● **INSTRUCTIONS TO FOLLOW**
Go through the records and show each line where the word "this" occurs.

════════════════════

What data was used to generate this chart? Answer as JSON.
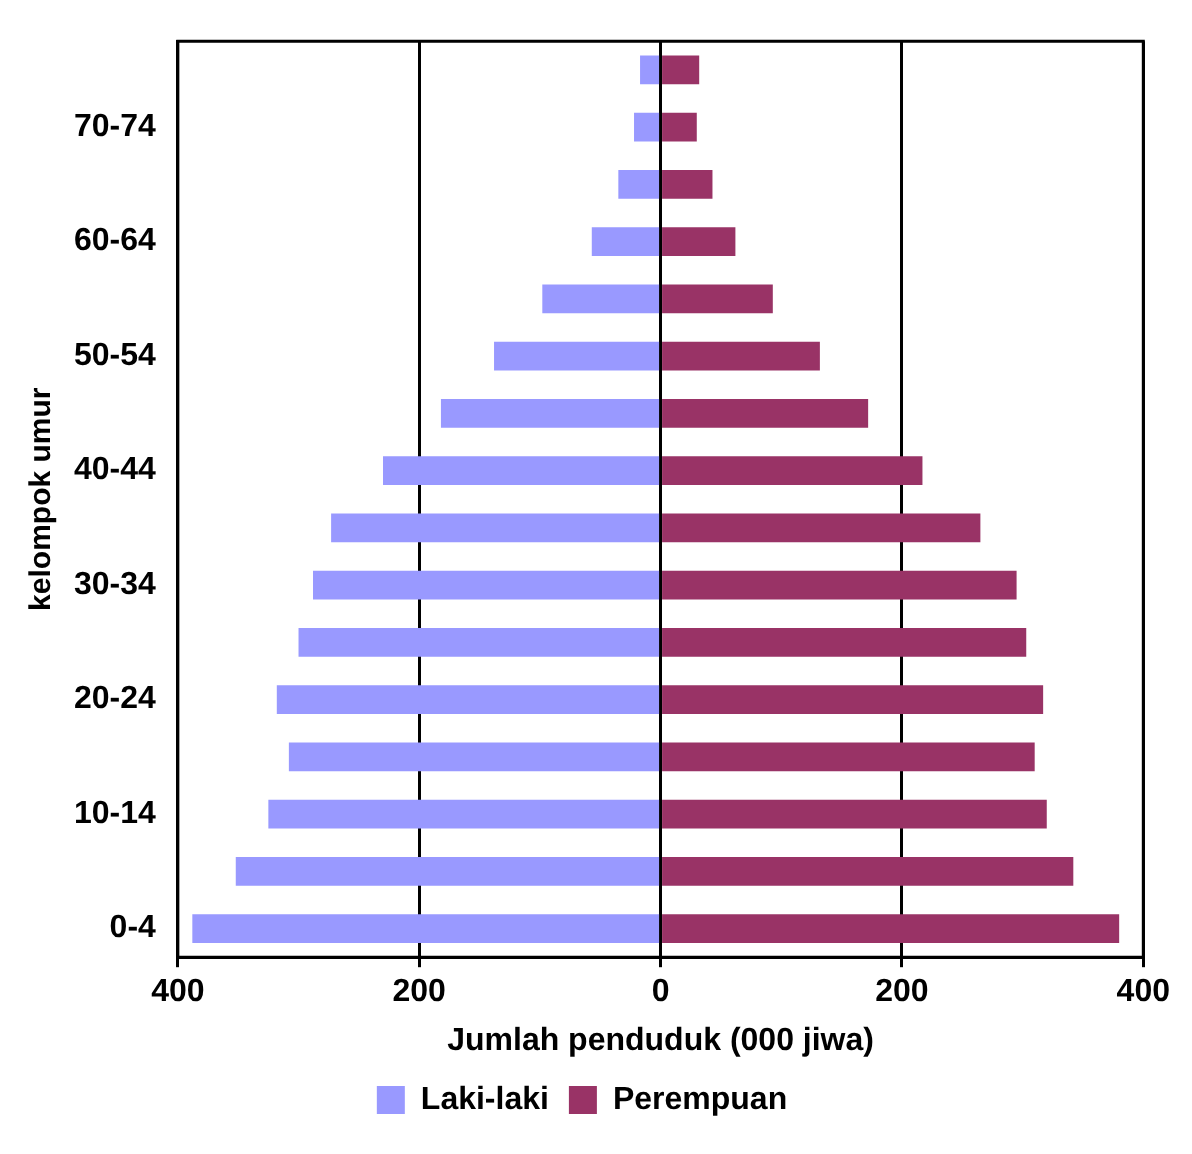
{
  "chart_data": {
    "type": "bar",
    "orientation": "horizontal",
    "stacked": true,
    "xlabel": "Jumlah penduduk (000 jiwa)",
    "ylabel": "kelompok umur",
    "categories": [
      null,
      "70-74",
      null,
      "60-64",
      null,
      "50-54",
      null,
      "40-44",
      null,
      "30-34",
      null,
      "20-24",
      null,
      "10-14",
      null,
      "0-4"
    ],
    "series": [
      {
        "name": "Laki-laki",
        "color": "#9999ff",
        "values": [
          -17,
          -22,
          -35,
          -57,
          -98,
          -138,
          -182,
          -230,
          -273,
          -288,
          -300,
          -318,
          -308,
          -325,
          -352,
          -388
        ]
      },
      {
        "name": "Perempuan",
        "color": "#993366",
        "values": [
          32,
          30,
          43,
          62,
          93,
          132,
          172,
          217,
          265,
          295,
          303,
          317,
          310,
          320,
          342,
          380
        ]
      }
    ],
    "xlim": [
      -400,
      400
    ],
    "xticks": [
      {
        "value": -400,
        "label": "400"
      },
      {
        "value": -200,
        "label": "200"
      },
      {
        "value": 0,
        "label": "0"
      },
      {
        "value": 200,
        "label": "200"
      },
      {
        "value": 400,
        "label": "400"
      }
    ],
    "grid": "x",
    "legend": "bottom"
  }
}
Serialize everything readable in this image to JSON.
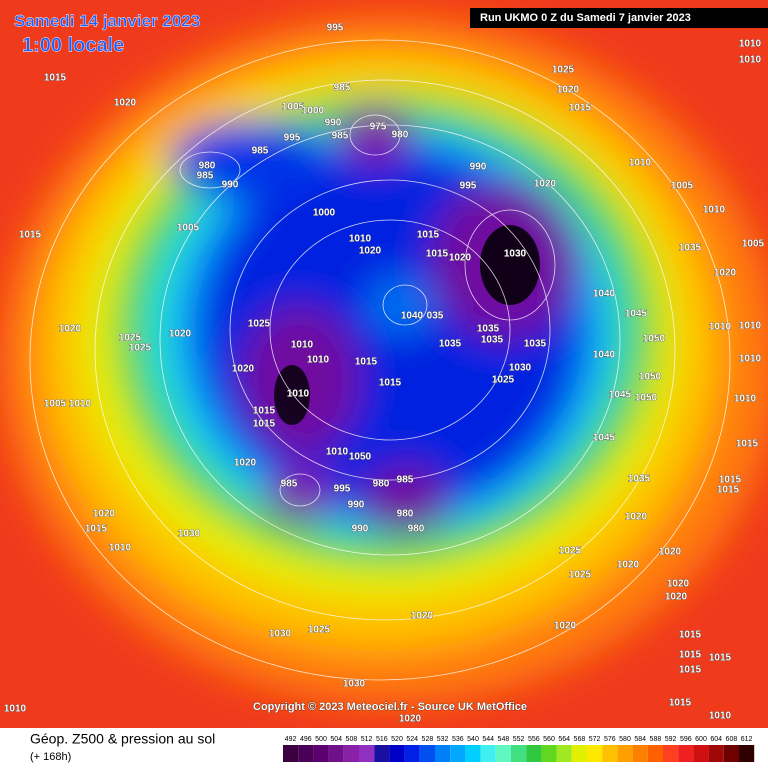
{
  "header": {
    "date": "Samedi 14 janvier 2023",
    "time": "1:00 locale",
    "run": "Run UKMO 0 Z du Samedi 7 janvier 2023"
  },
  "copyright": "Copyright © 2023 Meteociel.fr - Source UK MetOffice",
  "legend": {
    "title": "Géop. Z500 & pression au sol",
    "lead": "(+ 168h)",
    "values": [
      492,
      496,
      500,
      504,
      508,
      512,
      516,
      520,
      524,
      528,
      532,
      536,
      540,
      544,
      548,
      552,
      556,
      560,
      564,
      568,
      572,
      576,
      580,
      584,
      588,
      592,
      596,
      600,
      604,
      608,
      612
    ],
    "colors": [
      "#3a0040",
      "#4b0058",
      "#5c0070",
      "#70108a",
      "#8a20a8",
      "#9030c0",
      "#1a10a0",
      "#0000c8",
      "#0020e8",
      "#0050f0",
      "#0080f8",
      "#00a8ff",
      "#00d0ff",
      "#40f0f0",
      "#60f8c0",
      "#40e080",
      "#30c840",
      "#60d820",
      "#a0e820",
      "#e0f000",
      "#ffe800",
      "#ffc000",
      "#ffa000",
      "#ff8000",
      "#ff6000",
      "#ff4020",
      "#f02020",
      "#d01010",
      "#a00808",
      "#700000",
      "#300000"
    ]
  },
  "pressure_labels": [
    "995",
    "1015",
    "1020",
    "1025",
    "1020",
    "1015",
    "1010",
    "1010",
    "985",
    "1005",
    "1000",
    "990",
    "985",
    "975",
    "980",
    "995",
    "985",
    "980",
    "985",
    "990",
    "990",
    "995",
    "1020",
    "1010",
    "1005",
    "1010",
    "1015",
    "1005",
    "1000",
    "1010",
    "1020",
    "1015",
    "1015",
    "1020",
    "1030",
    "1035",
    "1005",
    "1020",
    "1040",
    "1040",
    "035",
    "1045",
    "1025",
    "1020",
    "1020",
    "1010",
    "1010",
    "1035",
    "1035",
    "1035",
    "1035",
    "1050",
    "1010",
    "1010",
    "1010",
    "1025",
    "1025",
    "1015",
    "1040",
    "1020",
    "1030",
    "1025",
    "1015",
    "1050",
    "1010",
    "1005",
    "1010",
    "1045",
    "1050",
    "1010",
    "1015",
    "1015",
    "1045",
    "1015",
    "1020",
    "1010",
    "1050",
    "1035",
    "1015",
    "1015",
    "985",
    "995",
    "980",
    "985",
    "990",
    "980",
    "1020",
    "1015",
    "990",
    "980",
    "1030",
    "1020",
    "1010",
    "1025",
    "1020",
    "1020",
    "1025",
    "1020",
    "1020",
    "1020",
    "1020",
    "1030",
    "1025",
    "1015",
    "1015",
    "1015",
    "1015",
    "1030",
    "1010",
    "1015",
    "1010",
    "1020"
  ]
}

════════════════════

● **RESULT OF THE EXERCISE**
What data was used to generate this chart? Answer as JSON.
Serialize everything readable in this image to JSON.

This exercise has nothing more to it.